REQUIREMENT:
Look through the listing for the word "label". Copy each line that has it.

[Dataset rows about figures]

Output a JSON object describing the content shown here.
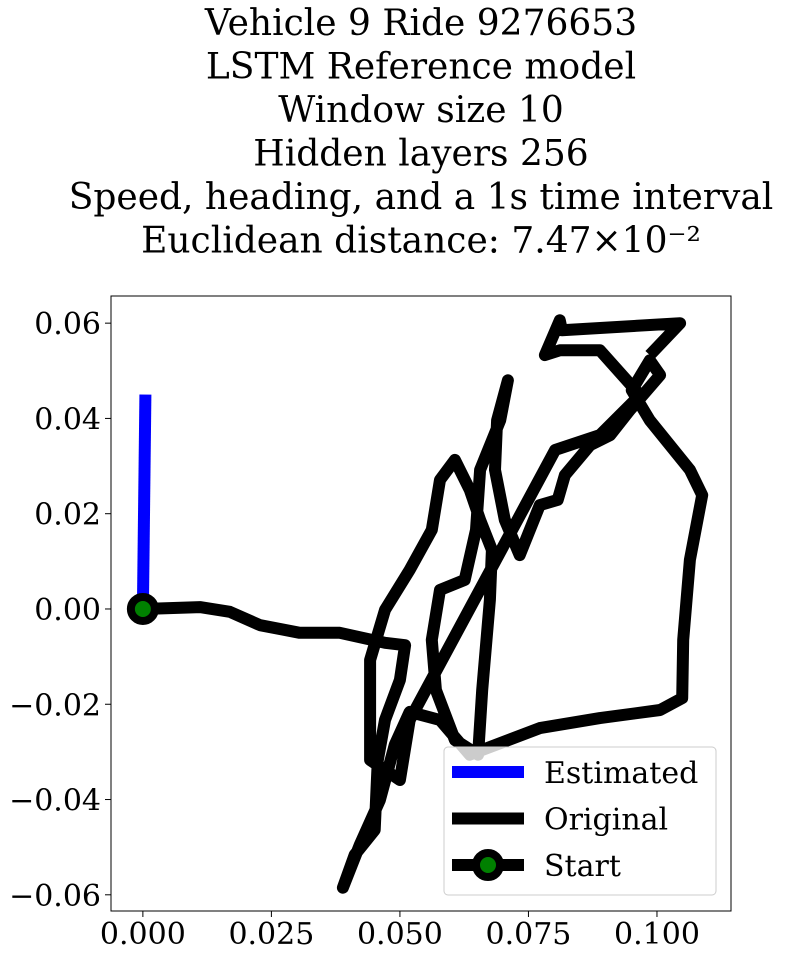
{
  "chart_data": {
    "type": "line",
    "title": [
      "Vehicle 9 Ride 9276653",
      "LSTM Reference model",
      "Window size 10",
      "Hidden layers 256",
      "Speed, heading, and a 1s time interval",
      "Euclidean distance: 7.47×10⁻²"
    ],
    "xlim": [
      -0.0062,
      0.1144
    ],
    "ylim": [
      -0.0634,
      0.0657
    ],
    "xticks": [
      {
        "value": 0,
        "label": "0.000"
      },
      {
        "value": 0.025,
        "label": "0.025"
      },
      {
        "value": 0.05,
        "label": "0.050"
      },
      {
        "value": 0.075,
        "label": "0.075"
      },
      {
        "value": 0.1,
        "label": "0.100"
      }
    ],
    "yticks": [
      {
        "value": -0.06,
        "label": "−0.06"
      },
      {
        "value": -0.04,
        "label": "−0.04"
      },
      {
        "value": -0.02,
        "label": "−0.02"
      },
      {
        "value": 0,
        "label": "0.00"
      },
      {
        "value": 0.02,
        "label": "0.02"
      },
      {
        "value": 0.04,
        "label": "0.04"
      },
      {
        "value": 0.06,
        "label": "0.06"
      }
    ],
    "legend": "lower right",
    "series": [
      {
        "name": "Estimated",
        "color": "#0000ff",
        "x": [
          0,
          0.0005
        ],
        "values": [
          0,
          0.045
        ]
      },
      {
        "name": "Original",
        "color": "#000000",
        "x": [
          0,
          0.0111,
          0.0169,
          0.0228,
          0.0305,
          0.0383,
          0.0471,
          0.051,
          0.05,
          0.0471,
          0.0457,
          0.0451,
          0.0412,
          0.0389,
          0.0422,
          0.0461,
          0.049,
          0.0519,
          0.0578,
          0.0636,
          0.0772,
          0.0889,
          0.1006,
          0.1049,
          0.1051,
          0.1064,
          0.1088,
          0.1064,
          0.0986,
          0.0951,
          0.0986,
          0.1006,
          0.0947,
          0.0909,
          0.087,
          0.0821,
          0.0807,
          0.0772,
          0.0733,
          0.0704,
          0.0685,
          0.0689,
          0.071,
          0.0695,
          0.0656,
          0.0648,
          0.0626,
          0.0578,
          0.0562,
          0.057,
          0.0607,
          0.0652,
          0.066,
          0.0675,
          0.0679,
          0.0656,
          0.0636,
          0.0607,
          0.0578,
          0.0562,
          0.0519,
          0.0471,
          0.0442,
          0.0442,
          0.05,
          0.0519,
          0.0802,
          0.0889,
          0.0967,
          0.0889,
          0.0811,
          0.0782,
          0.0811,
          0.0815,
          0.1045,
          0.0986
        ],
        "values": [
          0,
          0.0004,
          -0.0006,
          -0.0034,
          -0.005,
          -0.005,
          -0.0071,
          -0.0076,
          -0.0149,
          -0.0233,
          -0.0317,
          -0.0464,
          -0.0516,
          -0.0585,
          -0.0495,
          -0.0401,
          -0.0285,
          -0.0216,
          -0.0233,
          -0.0306,
          -0.025,
          -0.0229,
          -0.0212,
          -0.0187,
          -0.0065,
          0.0103,
          0.0239,
          0.0292,
          0.0396,
          0.0459,
          0.0522,
          0.0491,
          0.0417,
          0.0365,
          0.0344,
          0.0281,
          0.0229,
          0.0218,
          0.0113,
          0.0187,
          0.0292,
          0.0396,
          0.048,
          0.0396,
          0.0292,
          0.0166,
          0.0061,
          0.004,
          -0.0065,
          -0.017,
          -0.0275,
          -0.0306,
          -0.017,
          0.0019,
          0.0124,
          0.0187,
          0.025,
          0.0313,
          0.0271,
          0.0166,
          0.0082,
          -0.0002,
          -0.0107,
          -0.0317,
          -0.0359,
          -0.0233,
          0.0334,
          0.0365,
          0.0449,
          0.0543,
          0.0543,
          0.0533,
          0.0606,
          0.0585,
          0.06,
          0.0533
        ]
      },
      {
        "name": "Start",
        "color": "#000000",
        "marker_color": "#008000",
        "x": [
          0
        ],
        "values": [
          0
        ]
      }
    ]
  }
}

SOLUTION:
        "label": "0.000"
        "label": "0.025"
        "label": "0.050"
        "label": "0.075"
        "label": "0.100"
        "label": "−0.06"
        "label": "−0.04"
        "label": "−0.02"
        "label": "0.00"
        "label": "0.02"
        "label": "0.04"
        "label": "0.06"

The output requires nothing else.